[Dataset items]
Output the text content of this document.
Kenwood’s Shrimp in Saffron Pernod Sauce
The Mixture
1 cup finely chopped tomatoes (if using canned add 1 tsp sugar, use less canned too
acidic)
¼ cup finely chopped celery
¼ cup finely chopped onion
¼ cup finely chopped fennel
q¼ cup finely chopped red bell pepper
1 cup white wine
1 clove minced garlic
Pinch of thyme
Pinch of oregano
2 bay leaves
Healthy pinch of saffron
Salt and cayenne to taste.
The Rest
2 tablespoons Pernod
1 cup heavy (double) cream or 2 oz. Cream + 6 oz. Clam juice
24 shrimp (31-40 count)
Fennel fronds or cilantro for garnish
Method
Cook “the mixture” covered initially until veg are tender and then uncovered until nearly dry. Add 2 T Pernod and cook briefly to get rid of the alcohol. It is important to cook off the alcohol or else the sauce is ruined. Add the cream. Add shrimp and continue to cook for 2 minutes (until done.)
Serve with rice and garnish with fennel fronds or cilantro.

# EXERCISE AIM
Write the listing out again, exactly as it reads.

# COMPLETED EXERCISE
Output the text content of this document.
Kenwood’s Shrimp in Saffron Pernod Sauce
The Mixture
1 cup finely chopped tomatoes (if using canned add 1 tsp sugar, use less canned too
acidic)
¼ cup finely chopped celery
¼ cup finely chopped onion
¼ cup finely chopped fennel
q¼ cup finely chopped red bell pepper
1 cup white wine
1 clove minced garlic
Pinch of thyme
Pinch of oregano
2 bay leaves
Healthy pinch of saffron
Salt and cayenne to taste.
The Rest
2 tablespoons Pernod
1 cup heavy (double) cream or 2 oz. Cream + 6 oz. Clam juice
24 shrimp (31-40 count)
Fennel fronds or cilantro for garnish
Method
Cook “the mixture” covered initially until veg are tender and then uncovered until nearly dry. Add 2 T Pernod and cook briefly to get rid of the alcohol. It is important to cook off the alcohol or else the sauce is ruined. Add the cream. Add shrimp and continue to cook for 2 minutes (until done.)
Serve with rice and garnish with fennel fronds or cilantro.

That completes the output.